_What is required_:
Write out each record below exactly as it appears, with no pictures.

──────── Material ────────

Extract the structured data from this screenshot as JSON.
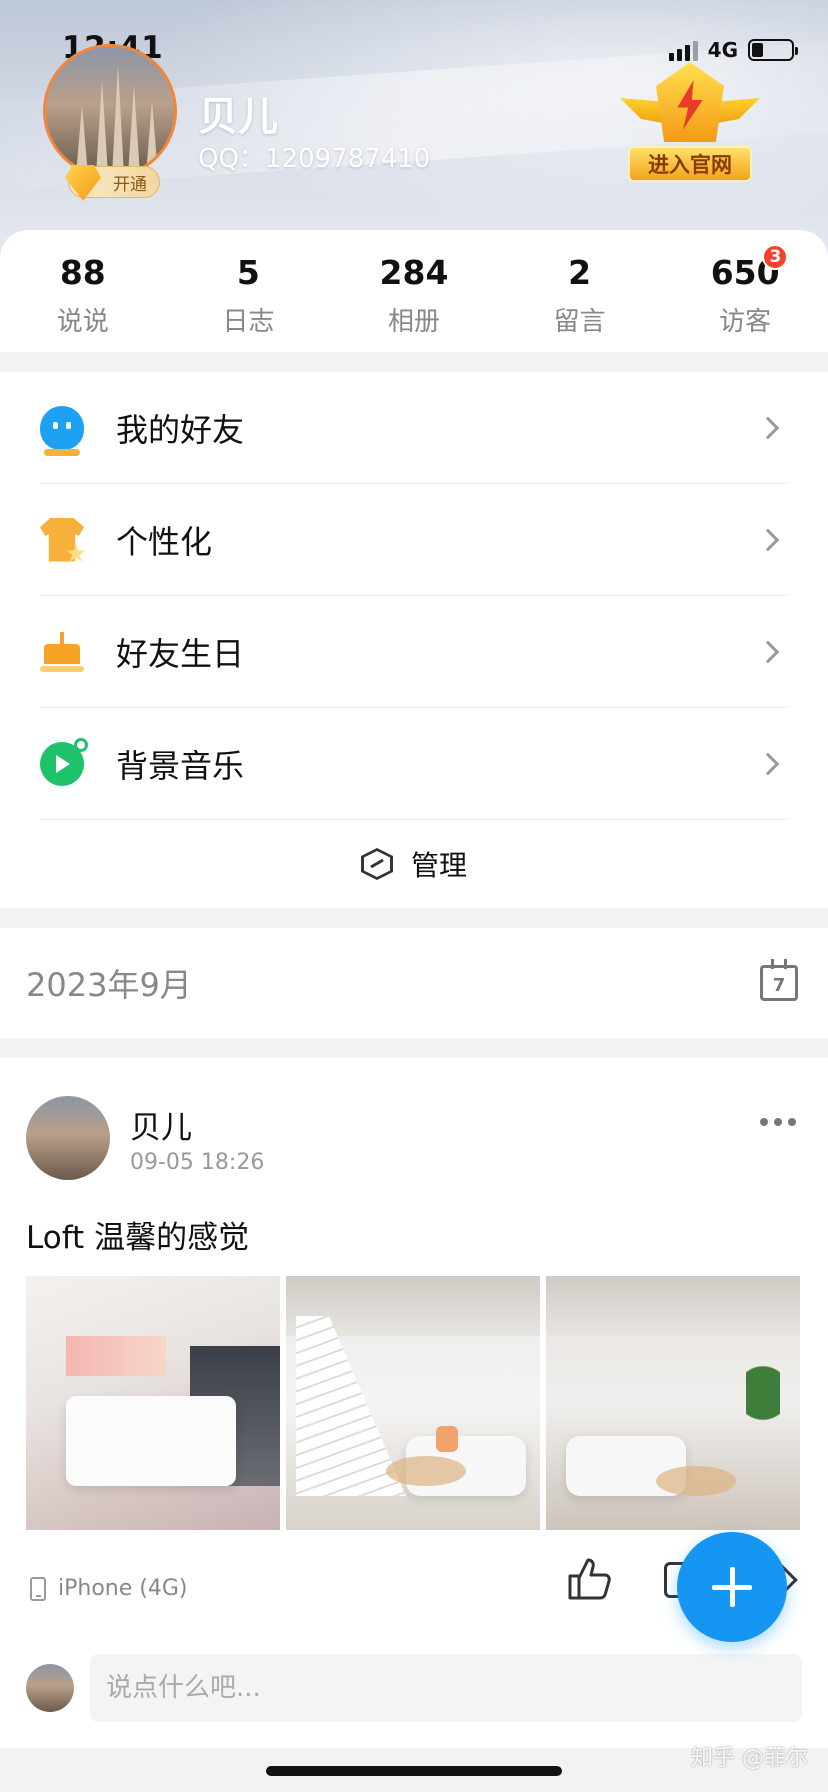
{
  "status_bar": {
    "time": "12:41",
    "network": "4G"
  },
  "profile": {
    "name": "贝儿",
    "qq": "QQ：1209787410",
    "open_badge": "开通",
    "official_label": "进入官网"
  },
  "stats": [
    {
      "value": "88",
      "label": "说说"
    },
    {
      "value": "5",
      "label": "日志"
    },
    {
      "value": "284",
      "label": "相册"
    },
    {
      "value": "2",
      "label": "留言"
    },
    {
      "value": "650",
      "label": "访客",
      "badge": "3"
    }
  ],
  "menu": {
    "items": [
      {
        "label": "我的好友",
        "icon": "friends-icon"
      },
      {
        "label": "个性化",
        "icon": "shirt-icon"
      },
      {
        "label": "好友生日",
        "icon": "cake-icon"
      },
      {
        "label": "背景音乐",
        "icon": "music-icon"
      }
    ],
    "manage_label": "管理"
  },
  "feed": {
    "date": "2023年9月",
    "calendar_day": "7"
  },
  "post": {
    "author": "贝儿",
    "time": "09-05 18:26",
    "text": "Loft 温馨的感觉",
    "device": "iPhone (4G)",
    "comment_placeholder": "说点什么吧..."
  },
  "watermark": "知乎 @菲尔",
  "colors": {
    "accent": "#1496f2",
    "badge_red": "#f2412d",
    "gold": "#f7b13a",
    "music_green": "#1fc26b"
  }
}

────────

_Completed task_:
Extract the structured data from this screenshot as JSON.
{
  "status_bar": {
    "time": "12:41",
    "network": "4G"
  },
  "profile": {
    "name": "贝儿",
    "qq": "QQ：1209787410",
    "open_badge": "开通",
    "official_label": "进入官网"
  },
  "stats": [
    {
      "value": "88",
      "label": "说说"
    },
    {
      "value": "5",
      "label": "日志"
    },
    {
      "value": "284",
      "label": "相册"
    },
    {
      "value": "2",
      "label": "留言"
    },
    {
      "value": "650",
      "label": "访客",
      "badge": "3"
    }
  ],
  "menu": {
    "items": [
      {
        "label": "我的好友",
        "icon": "friends-icon"
      },
      {
        "label": "个性化",
        "icon": "shirt-icon"
      },
      {
        "label": "好友生日",
        "icon": "cake-icon"
      },
      {
        "label": "背景音乐",
        "icon": "music-icon"
      }
    ],
    "manage_label": "管理"
  },
  "feed": {
    "date": "2023年9月",
    "calendar_day": "7"
  },
  "post": {
    "author": "贝儿",
    "time": "09-05 18:26",
    "text": "Loft 温馨的感觉",
    "device": "iPhone (4G)",
    "comment_placeholder": "说点什么吧..."
  },
  "watermark": "知乎 @菲尔",
  "colors": {
    "accent": "#1496f2",
    "badge_red": "#f2412d",
    "gold": "#f7b13a",
    "music_green": "#1fc26b"
  }
}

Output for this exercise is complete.